Toot Toot! is the ninth album by Australian band the Wiggles, released in 1998 by ABC Music distributed by EMI. It won the ARIA Award for Best Children's Album in 1998.

Track listing

Domestic edition
source:

North American edition

Musicians
source:
Vocals: Greg Page
Backing Vocals: Mark Punch, Paul Paddick, Kevin Bennett, Jeff Fatt, Anthony Field, Murray Cook
Guitars: Murray Cook, Anthony Field, Tony Douglass
Bass: Murray Cook
Drums/Percussion: Tony Henry, Paul Hester
Violin: Maria Schattovits
Cello: Margaret Lindsay
Trumpet: Dominic Lindsay

Release history
The album was released in 1998 in CD and cassette formats:
 ABC Music: 7243 4 94411 25.
 ABC Music: 7243 4 94411 49.
=-=-=-=-=
* [Instruction A]: According to the album article, which award did Toot Toot! win in 1998?
* [Instruction B]: Name every musician the album article credits with backing vocals.
* [Instruction C]: Continue the article on the Toot Toot! album, picking up after its final line.

* [Dataset content]:
=-=-=-=-=
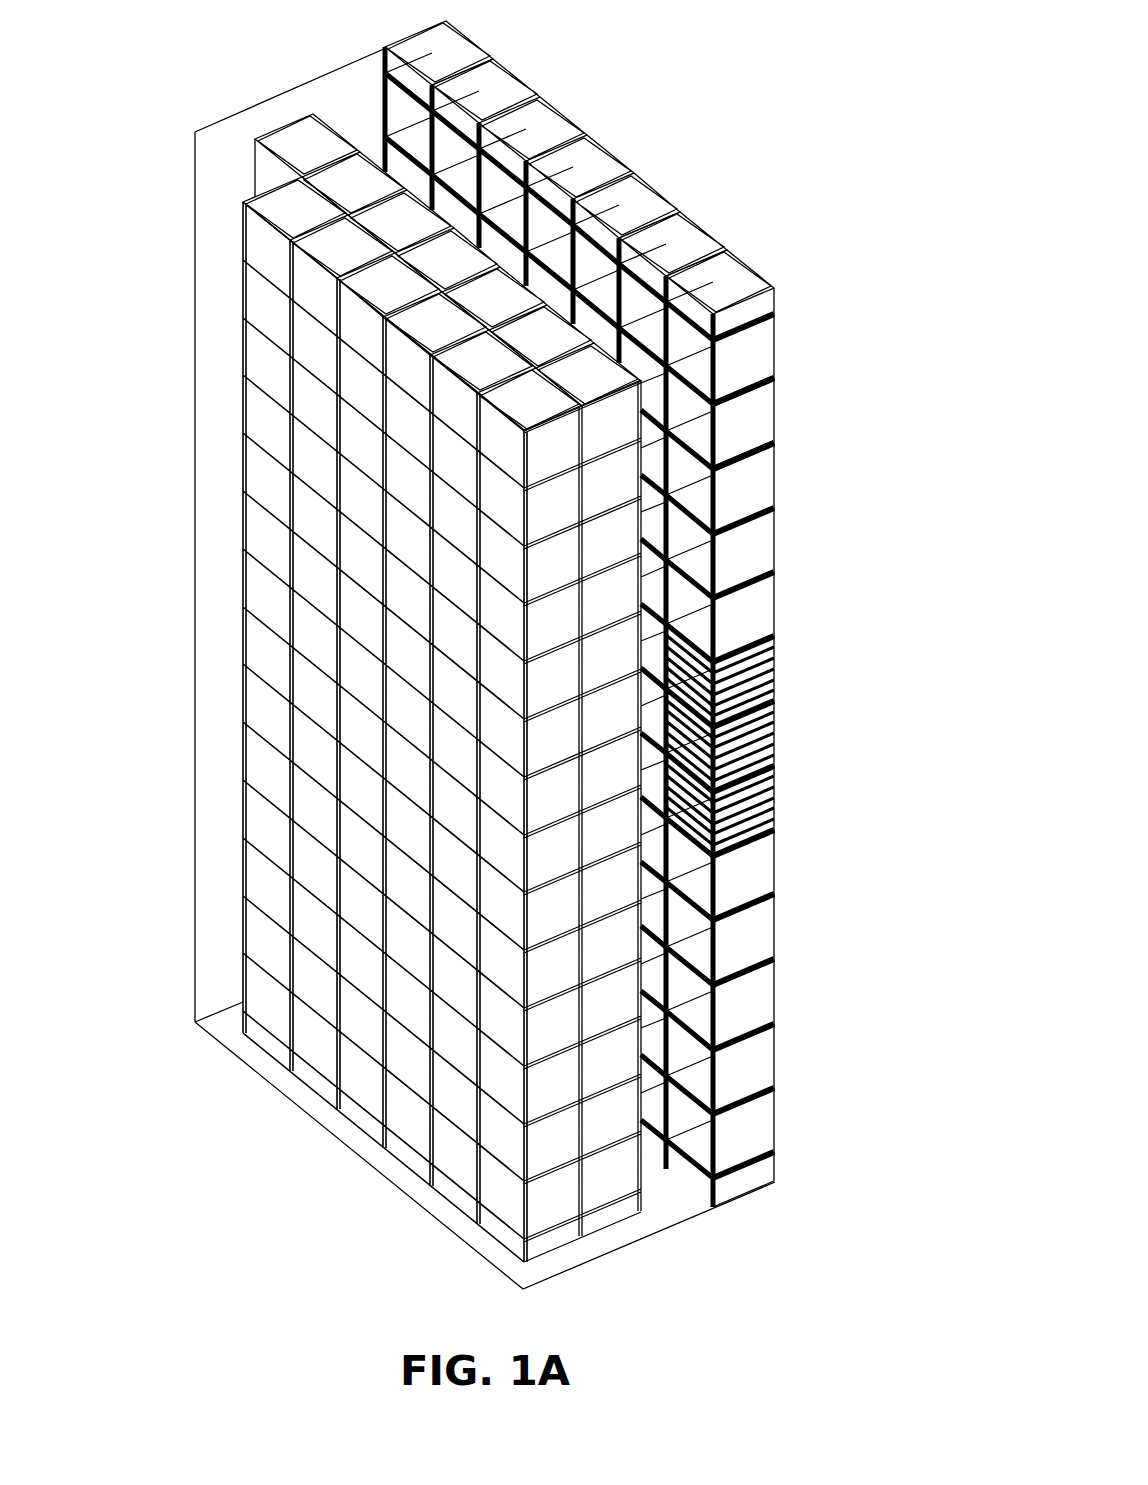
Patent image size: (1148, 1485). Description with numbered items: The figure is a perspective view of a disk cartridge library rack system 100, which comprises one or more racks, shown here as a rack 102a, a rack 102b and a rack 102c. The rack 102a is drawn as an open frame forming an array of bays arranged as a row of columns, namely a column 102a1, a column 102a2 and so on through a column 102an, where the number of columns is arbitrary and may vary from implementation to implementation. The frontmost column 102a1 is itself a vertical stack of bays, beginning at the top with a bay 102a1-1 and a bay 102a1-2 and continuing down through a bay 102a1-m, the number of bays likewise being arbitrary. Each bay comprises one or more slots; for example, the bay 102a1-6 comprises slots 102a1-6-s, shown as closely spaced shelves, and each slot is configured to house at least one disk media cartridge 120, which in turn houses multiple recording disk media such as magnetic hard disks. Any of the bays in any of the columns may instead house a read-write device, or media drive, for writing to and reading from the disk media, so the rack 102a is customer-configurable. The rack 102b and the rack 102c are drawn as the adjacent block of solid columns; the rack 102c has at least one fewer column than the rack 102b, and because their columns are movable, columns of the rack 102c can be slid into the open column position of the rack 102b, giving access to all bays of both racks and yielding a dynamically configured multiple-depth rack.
=-=-=-=-=
* [Task response A]: It won the ARIA Award for Best Children's Album.

* [Task response B]: Mark Punch, Paul Paddick, Kevin Bennett, Jeff Fatt, Anthony Field, Murray Cook

* [Task response C]:
 ABC Music: 7243 4 96238 2 8 – CD re-release with new artwork
 Koch Records: KOC-CD-8685 – CD 2003 release with newer artwork

Gallery

Video

Toot Toot! is the seventh video by the children's band the Wiggles. It was released in Australia on 17 October 1998, and later re-released in 1999 to reflect set updates during production of the TV series. In the United Kingdom, the video was released under the title Big Red Car.

Song list
Look Both Ways
John Bradlelum
Henry's Underwater Big Band (1999 version only)
Head, Shoulders, Knees and Toes
Food, Food, Food (Oh How I Love My Food)
Go Captain Feathersword, Ahoy!
Bathtime (1998 version only)
Do the Wiggle Groove
Dorothy the Dinosaur (Tell Me Who Is That Knocking?)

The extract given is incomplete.